▶ [Instructions for the task]:
Only the pictures stay out; every record is to be quoted exactly.

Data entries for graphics
'''

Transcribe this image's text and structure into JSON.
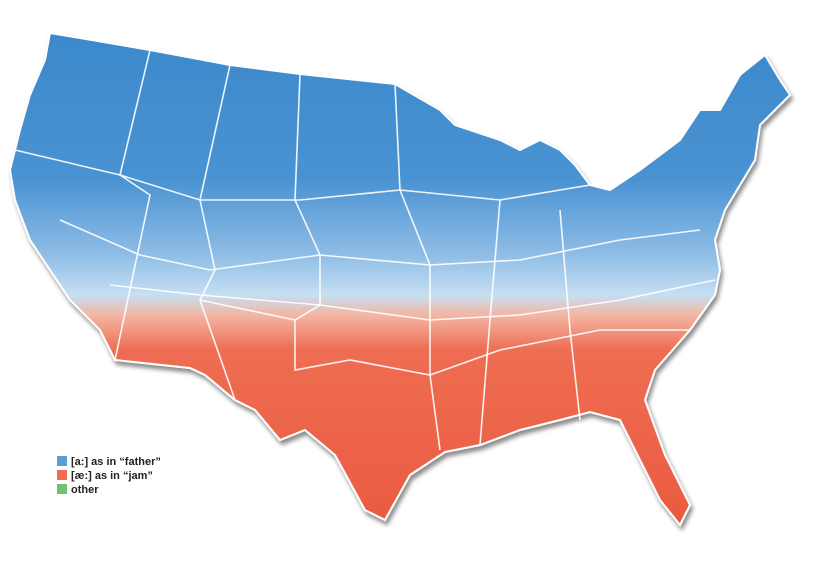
{
  "legend": {
    "items": [
      {
        "label": "[a:] as in “father”",
        "color": "#5b9fd6"
      },
      {
        "label": "[æ:] as in “jam”",
        "color": "#ef6c4f"
      },
      {
        "label": "other",
        "color": "#71c16d"
      }
    ]
  }
}
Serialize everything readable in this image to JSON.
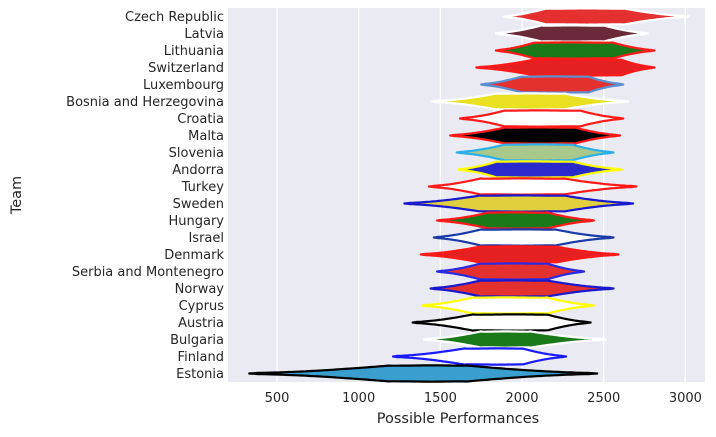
{
  "chart_data": {
    "type": "violin",
    "title": "",
    "xlabel": "Possible Performances",
    "ylabel": "Team",
    "xlim": [
      200,
      3120
    ],
    "x_ticks": [
      500,
      1000,
      1500,
      2000,
      2500,
      3000
    ],
    "grid": true,
    "style": "seaborn darkgrid",
    "series": [
      {
        "team": "Czech Republic",
        "min": 1890,
        "max": 3020,
        "median": 2400,
        "q1": 2150,
        "q3": 2620,
        "fill": "#e53030",
        "edge": "#ffffff"
      },
      {
        "team": "Latvia",
        "min": 1840,
        "max": 2770,
        "median": 2300,
        "q1": 2120,
        "q3": 2500,
        "fill": "#6b2a3a",
        "edge": "#ffffff"
      },
      {
        "team": "Lithuania",
        "min": 1840,
        "max": 2810,
        "median": 2300,
        "q1": 2080,
        "q3": 2550,
        "fill": "#1a7a1a",
        "edge": "#ff1a1a"
      },
      {
        "team": "Switzerland",
        "min": 1720,
        "max": 2810,
        "median": 2300,
        "q1": 2080,
        "q3": 2600,
        "fill": "#e52020",
        "edge": "#ff1a1a"
      },
      {
        "team": "Luxembourg",
        "min": 1750,
        "max": 2620,
        "median": 2200,
        "q1": 2000,
        "q3": 2400,
        "fill": "#e53030",
        "edge": "#5b8fd0"
      },
      {
        "team": "Bosnia and Herzegovina",
        "min": 1450,
        "max": 2650,
        "median": 2050,
        "q1": 1850,
        "q3": 2250,
        "fill": "#e8e020",
        "edge": "#ffffff"
      },
      {
        "team": "Croatia",
        "min": 1620,
        "max": 2620,
        "median": 2100,
        "q1": 1900,
        "q3": 2350,
        "fill": "#ffffff",
        "edge": "#ff1a1a"
      },
      {
        "team": "Malta",
        "min": 1560,
        "max": 2600,
        "median": 2100,
        "q1": 1900,
        "q3": 2320,
        "fill": "#000000",
        "edge": "#ff1a1a"
      },
      {
        "team": "Slovenia",
        "min": 1600,
        "max": 2560,
        "median": 2100,
        "q1": 1900,
        "q3": 2300,
        "fill": "#a8c88c",
        "edge": "#2bb0e8"
      },
      {
        "team": "Andorra",
        "min": 1610,
        "max": 2610,
        "median": 2050,
        "q1": 1850,
        "q3": 2300,
        "fill": "#2a2acc",
        "edge": "#ffff00"
      },
      {
        "team": "Turkey",
        "min": 1430,
        "max": 2700,
        "median": 2000,
        "q1": 1750,
        "q3": 2250,
        "fill": "#ffffff",
        "edge": "#ff1a1a"
      },
      {
        "team": "Sweden",
        "min": 1280,
        "max": 2680,
        "median": 2000,
        "q1": 1750,
        "q3": 2250,
        "fill": "#e0d040",
        "edge": "#1a1acc"
      },
      {
        "team": "Hungary",
        "min": 1480,
        "max": 2440,
        "median": 1950,
        "q1": 1800,
        "q3": 2150,
        "fill": "#1a7a1a",
        "edge": "#ff1a1a"
      },
      {
        "team": "Israel",
        "min": 1460,
        "max": 2560,
        "median": 2000,
        "q1": 1750,
        "q3": 2200,
        "fill": "#ffffff",
        "edge": "#1a3aa8"
      },
      {
        "team": "Denmark",
        "min": 1380,
        "max": 2590,
        "median": 1950,
        "q1": 1750,
        "q3": 2200,
        "fill": "#e52020",
        "edge": "#ff1a1a"
      },
      {
        "team": "Serbia and Montenegro",
        "min": 1480,
        "max": 2380,
        "median": 1950,
        "q1": 1750,
        "q3": 2150,
        "fill": "#e53030",
        "edge": "#2a2ae0"
      },
      {
        "team": "Norway",
        "min": 1440,
        "max": 2560,
        "median": 1950,
        "q1": 1750,
        "q3": 2150,
        "fill": "#e53030",
        "edge": "#1a1acc"
      },
      {
        "team": "Cyprus",
        "min": 1390,
        "max": 2440,
        "median": 1900,
        "q1": 1700,
        "q3": 2150,
        "fill": "#ffffff",
        "edge": "#ffff00"
      },
      {
        "team": "Austria",
        "min": 1330,
        "max": 2420,
        "median": 1950,
        "q1": 1700,
        "q3": 2150,
        "fill": "#ffffff",
        "edge": "#000000"
      },
      {
        "team": "Bulgaria",
        "min": 1400,
        "max": 2510,
        "median": 1900,
        "q1": 1750,
        "q3": 2050,
        "fill": "#1a7a1a",
        "edge": "#ffffff"
      },
      {
        "team": "Finland",
        "min": 1210,
        "max": 2270,
        "median": 1850,
        "q1": 1650,
        "q3": 2000,
        "fill": "#ffffff",
        "edge": "#1a1aff"
      },
      {
        "team": "Estonia",
        "min": 330,
        "max": 2460,
        "median": 1450,
        "q1": 1200,
        "q3": 1650,
        "fill": "#3a9fcf",
        "edge": "#000000"
      }
    ]
  }
}
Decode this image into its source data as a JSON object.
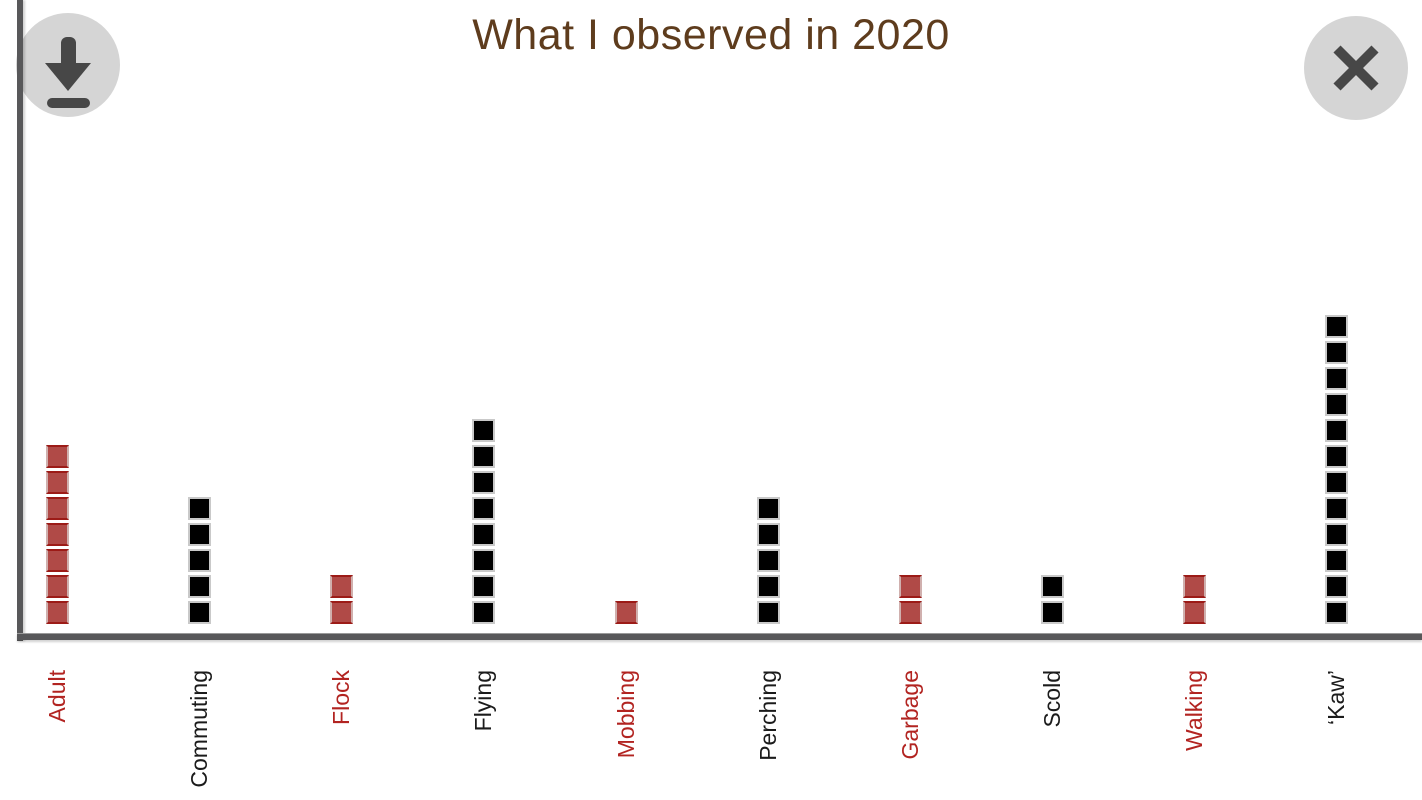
{
  "header": {
    "title": "What I observed in 2020"
  },
  "buttons": {
    "download": {
      "icon": "download-icon"
    },
    "close": {
      "icon": "close-icon"
    }
  },
  "chart_data": {
    "type": "bar",
    "variant": "unit-square-pictograph",
    "title": "What I observed in 2020",
    "categories": [
      "Adult",
      "Commuting",
      "Flock",
      "Flying",
      "Mobbing",
      "Perching",
      "Garbage",
      "Scold",
      "Walking",
      "‘Kaw’"
    ],
    "values": [
      7,
      5,
      2,
      8,
      1,
      5,
      2,
      2,
      2,
      12
    ],
    "bar_colors": [
      "red",
      "black",
      "red",
      "black",
      "red",
      "black",
      "red",
      "black",
      "red",
      "black"
    ],
    "unit_value": 1,
    "ylim": [
      0,
      12
    ],
    "xlabel": "",
    "ylabel": "",
    "grid": false,
    "legend": "none",
    "colors": {
      "red_fill": "#b04a47",
      "red_border": "#9c1b17",
      "red_edge": "#d0b0ae",
      "black_fill": "#000000",
      "black_border": "#c9c9c9",
      "label_red": "#b22421",
      "label_black": "#1b1b1b",
      "axis": "#58585a",
      "title": "#5e3c1d",
      "button_bg": "#d5d5d5",
      "button_glyph": "#474747"
    }
  }
}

'''

▶ [Exercise result]:
Transcribe this image's text and structure into JSON.
{
  "legend": {
    "items": [
      {
        "label": "[a:] as in “father”",
        "color": "#5b9fd6"
      },
      {
        "label": "[æ:] as in “jam”",
        "color": "#ef6c4f"
      },
      {
        "label": "other",
        "color": "#71c16d"
      }
    ]
  }
}
Serialize everything readable in this image to JSON.
{
  "chart_data": {
    "type": "violin",
    "title": "",
    "xlabel": "Possible Performances",
    "ylabel": "Team",
    "xlim": [
      200,
      3120
    ],
    "x_ticks": [
      500,
      1000,
      1500,
      2000,
      2500,
      3000
    ],
    "grid": true,
    "style": "seaborn darkgrid",
    "series": [
      {
        "team": "Czech Republic",
        "min": 1890,
        "max": 3020,
        "median": 2400,
        "q1": 2150,
        "q3": 2620,
        "fill": "#e53030",
        "edge": "#ffffff"
      },
      {
        "team": "Latvia",
        "min": 1840,
        "max": 2770,
        "median": 2300,
        "q1": 2120,
        "q3": 2500,
        "fill": "#6b2a3a",
        "edge": "#ffffff"
      },
      {
        "team": "Lithuania",
        "min": 1840,
        "max": 2810,
        "median": 2300,
        "q1": 2080,
        "q3": 2550,
        "fill": "#1a7a1a",
        "edge": "#ff1a1a"
      },
      {
        "team": "Switzerland",
        "min": 1720,
        "max": 2810,
        "median": 2300,
        "q1": 2080,
        "q3": 2600,
        "fill": "#e52020",
        "edge": "#ff1a1a"
      },
      {
        "team": "Luxembourg",
        "min": 1750,
        "max": 2620,
        "median": 2200,
        "q1": 2000,
        "q3": 2400,
        "fill": "#e53030",
        "edge": "#5b8fd0"
      },
      {
        "team": "Bosnia and Herzegovina",
        "min": 1450,
        "max": 2650,
        "median": 2050,
        "q1": 1850,
        "q3": 2250,
        "fill": "#e8e020",
        "edge": "#ffffff"
      },
      {
        "team": "Croatia",
        "min": 1620,
        "max": 2620,
        "median": 2100,
        "q1": 1900,
        "q3": 2350,
        "fill": "#ffffff",
        "edge": "#ff1a1a"
      },
      {
        "team": "Malta",
        "min": 1560,
        "max": 2600,
        "median": 2100,
        "q1": 1900,
        "q3": 2320,
        "fill": "#000000",
        "edge": "#ff1a1a"
      },
      {
        "team": "Slovenia",
        "min": 1600,
        "max": 2560,
        "median": 2100,
        "q1": 1900,
        "q3": 2300,
        "fill": "#a8c88c",
        "edge": "#2bb0e8"
      },
      {
        "team": "Andorra",
        "min": 1610,
        "max": 2610,
        "median": 2050,
        "q1": 1850,
        "q3": 2300,
        "fill": "#2a2acc",
        "edge": "#ffff00"
      },
      {
        "team": "Turkey",
        "min": 1430,
        "max": 2700,
        "median": 2000,
        "q1": 1750,
        "q3": 2250,
        "fill": "#ffffff",
        "edge": "#ff1a1a"
      },
      {
        "team": "Sweden",
        "min": 1280,
        "max": 2680,
        "median": 2000,
        "q1": 1750,
        "q3": 2250,
        "fill": "#e0d040",
        "edge": "#1a1acc"
      },
      {
        "team": "Hungary",
        "min": 1480,
        "max": 2440,
        "median": 1950,
        "q1": 1800,
        "q3": 2150,
        "fill": "#1a7a1a",
        "edge": "#ff1a1a"
      },
      {
        "team": "Israel",
        "min": 1460,
        "max": 2560,
        "median": 2000,
        "q1": 1750,
        "q3": 2200,
        "fill": "#ffffff",
        "edge": "#1a3aa8"
      },
      {
        "team": "Denmark",
        "min": 1380,
        "max": 2590,
        "median": 1950,
        "q1": 1750,
        "q3": 2200,
        "fill": "#e52020",
        "edge": "#ff1a1a"
      },
      {
        "team": "Serbia and Montenegro",
        "min": 1480,
        "max": 2380,
        "median": 1950,
        "q1": 1750,
        "q3": 2150,
        "fill": "#e53030",
        "edge": "#2a2ae0"
      },
      {
        "team": "Norway",
        "min": 1440,
        "max": 2560,
        "median": 1950,
        "q1": 1750,
        "q3": 2150,
        "fill": "#e53030",
        "edge": "#1a1acc"
      },
      {
        "team": "Cyprus",
        "min": 1390,
        "max": 2440,
        "median": 1900,
        "q1": 1700,
        "q3": 2150,
        "fill": "#ffffff",
        "edge": "#ffff00"
      },
      {
        "team": "Austria",
        "min": 1330,
        "max": 2420,
        "median": 1950,
        "q1": 1700,
        "q3": 2150,
        "fill": "#ffffff",
        "edge": "#000000"
      },
      {
        "team": "Bulgaria",
        "min": 1400,
        "max": 2510,
        "median": 1900,
        "q1": 1750,
        "q3": 2050,
        "fill": "#1a7a1a",
        "edge": "#ffffff"
      },
      {
        "team": "Finland",
        "min": 1210,
        "max": 2270,
        "median": 1850,
        "q1": 1650,
        "q3": 2000,
        "fill": "#ffffff",
        "edge": "#1a1aff"
      },
      {
        "team": "Estonia",
        "min": 330,
        "max": 2460,
        "median": 1450,
        "q1": 1200,
        "q3": 1650,
        "fill": "#3a9fcf",
        "edge": "#000000"
      }
    ]
  }
}
Decode this image into its source data as a JSON object.
{
  "header": {
    "title": "What I observed in 2020"
  },
  "buttons": {
    "download": {
      "icon": "download-icon"
    },
    "close": {
      "icon": "close-icon"
    }
  },
  "chart_data": {
    "type": "bar",
    "variant": "unit-square-pictograph",
    "title": "What I observed in 2020",
    "categories": [
      "Adult",
      "Commuting",
      "Flock",
      "Flying",
      "Mobbing",
      "Perching",
      "Garbage",
      "Scold",
      "Walking",
      "‘Kaw’"
    ],
    "values": [
      7,
      5,
      2,
      8,
      1,
      5,
      2,
      2,
      2,
      12
    ],
    "bar_colors": [
      "red",
      "black",
      "red",
      "black",
      "red",
      "black",
      "red",
      "black",
      "red",
      "black"
    ],
    "unit_value": 1,
    "ylim": [
      0,
      12
    ],
    "xlabel": "",
    "ylabel": "",
    "grid": false,
    "legend": "none",
    "colors": {
      "red_fill": "#b04a47",
      "red_border": "#9c1b17",
      "red_edge": "#d0b0ae",
      "black_fill": "#000000",
      "black_border": "#c9c9c9",
      "label_red": "#b22421",
      "label_black": "#1b1b1b",
      "axis": "#58585a",
      "title": "#5e3c1d",
      "button_bg": "#d5d5d5",
      "button_glyph": "#474747"
    }
  }
}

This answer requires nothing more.